▶ [SHORT PROBLEM] How many of the lines contain the string "turn"? Give the number, with no other words.
======== DATA ROWS ========
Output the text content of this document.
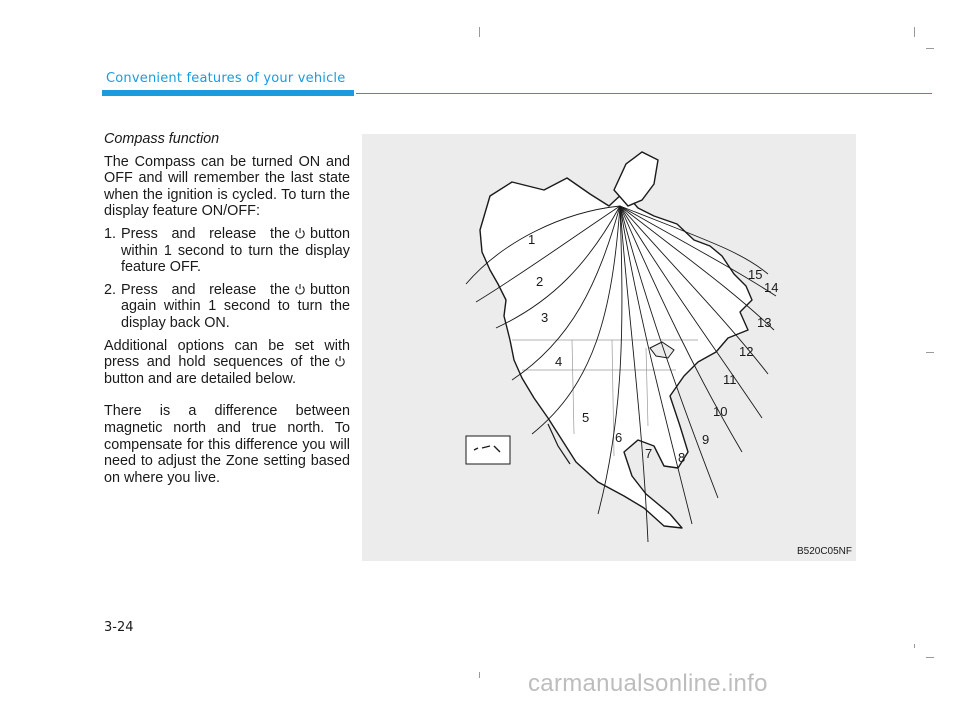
Convenient features of your vehicle

Compass function

The Compass can be turned ON and OFF and will remember the last state when the ignition is cycled. To turn the display feature ON/OFF:

1. Press and release the button within 1 second to turn the display feature OFF.
2. Press and release the button again within 1 second to turn the display back ON.

Additional options can be set with press and hold sequences of thebutton and are detailed below.

There is a difference between magnetic north and true north. To compensate for this difference you will need to adjust the Zone setting based on where you live.

1
2
3
4
5
6
7 8
9
10
11
12
13
14
15
B520C05NF
3-24
carmanualsonline.info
========
▶ [SOLUTION] 3